#### Objective:
Return all lines with the word "urrm" in them.

Structured figure records:
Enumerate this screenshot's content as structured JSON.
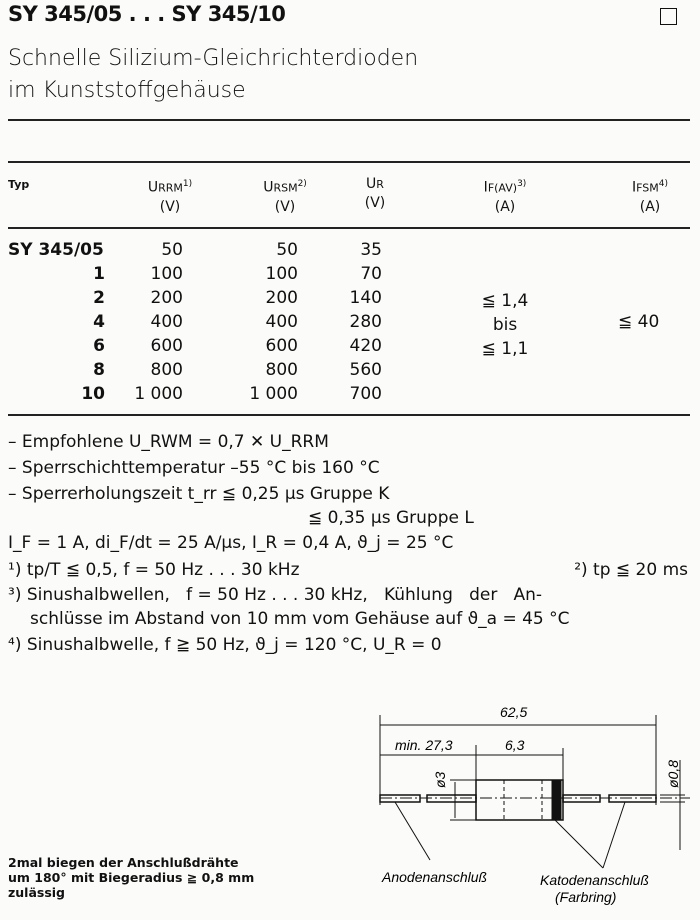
{
  "header": {
    "title": "SY 345/05 . . . SY 345/10",
    "subtitle_lines": [
      "Schnelle Silizium-Gleichrichterdioden",
      "im Kunststoffgehäuse"
    ]
  },
  "table": {
    "columns": [
      {
        "name": "Typ",
        "unit": ""
      },
      {
        "name": "U",
        "sub": "RRM",
        "note": "1)",
        "unit": "(V)"
      },
      {
        "name": "U",
        "sub": "RSM",
        "note": "2)",
        "unit": "(V)"
      },
      {
        "name": "U",
        "sub": "R",
        "note": "",
        "unit": "(V)"
      },
      {
        "name": "I",
        "sub": "F(AV)",
        "note": "3)",
        "unit": "(A)"
      },
      {
        "name": "I",
        "sub": "FSM",
        "note": "4)",
        "unit": "(A)"
      }
    ],
    "rows": [
      {
        "typ": "SY 345/05",
        "urrm": "50",
        "ursm": "50",
        "ur": "35"
      },
      {
        "typ": "1",
        "urrm": "100",
        "ursm": "100",
        "ur": "70"
      },
      {
        "typ": "2",
        "urrm": "200",
        "ursm": "200",
        "ur": "140"
      },
      {
        "typ": "4",
        "urrm": "400",
        "ursm": "400",
        "ur": "280"
      },
      {
        "typ": "6",
        "urrm": "600",
        "ursm": "600",
        "ur": "420"
      },
      {
        "typ": "8",
        "urrm": "800",
        "ursm": "800",
        "ur": "560"
      },
      {
        "typ": "10",
        "urrm": "1 000",
        "ursm": "1 000",
        "ur": "700"
      }
    ],
    "ifav": [
      "≦ 1,4",
      "bis",
      "≦ 1,1"
    ],
    "ifsm": "≦ 40"
  },
  "notes": [
    "– Empfohlene U_RWM = 0,7 ✕ U_RRM",
    "– Sperrschichttemperatur –55 °C bis 160 °C",
    "– Sperrerholungszeit t_rr ≦ 0,25 µs Gruppe K",
    "≦ 0,35 µs Gruppe L",
    "I_F = 1 A, di_F/dt = 25 A/µs, I_R = 0,4 A, ϑ_j = 25 °C",
    "¹) tp/T ≦ 0,5, f = 50 Hz . . . 30 kHz",
    "²) tp ≦ 20 ms",
    "³) Sinushalbwellen,   f = 50 Hz . . . 30 kHz,   Kühlung   der   An-",
    "schlüsse im Abstand von 10 mm vom Gehäuse auf ϑ_a = 45 °C",
    "⁴) Sinushalbwelle, f ≧ 50 Hz, ϑ_j = 120 °C, U_R = 0"
  ],
  "drawing": {
    "dim_total": "62,5",
    "dim_lead": "min. 27,3",
    "dim_body": "6,3",
    "dim_diam": "ø3",
    "dim_wire": "ø0,8",
    "anode_label": "Anodenanschluß",
    "cathode_label": "Katodenanschluß",
    "cathode_sublabel": "(Farbring)"
  },
  "footnote_lines": [
    "2mal biegen der Anschlußdrähte",
    "um 180° mit Biegeradius ≧ 0,8 mm",
    "zulässig"
  ]
}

#### Response for this exercise:
        "urrm": "50",
        "urrm": "100",
        "urrm": "200",
        "urrm": "400",
        "urrm": "600",
        "urrm": "800",
        "urrm": "1 000",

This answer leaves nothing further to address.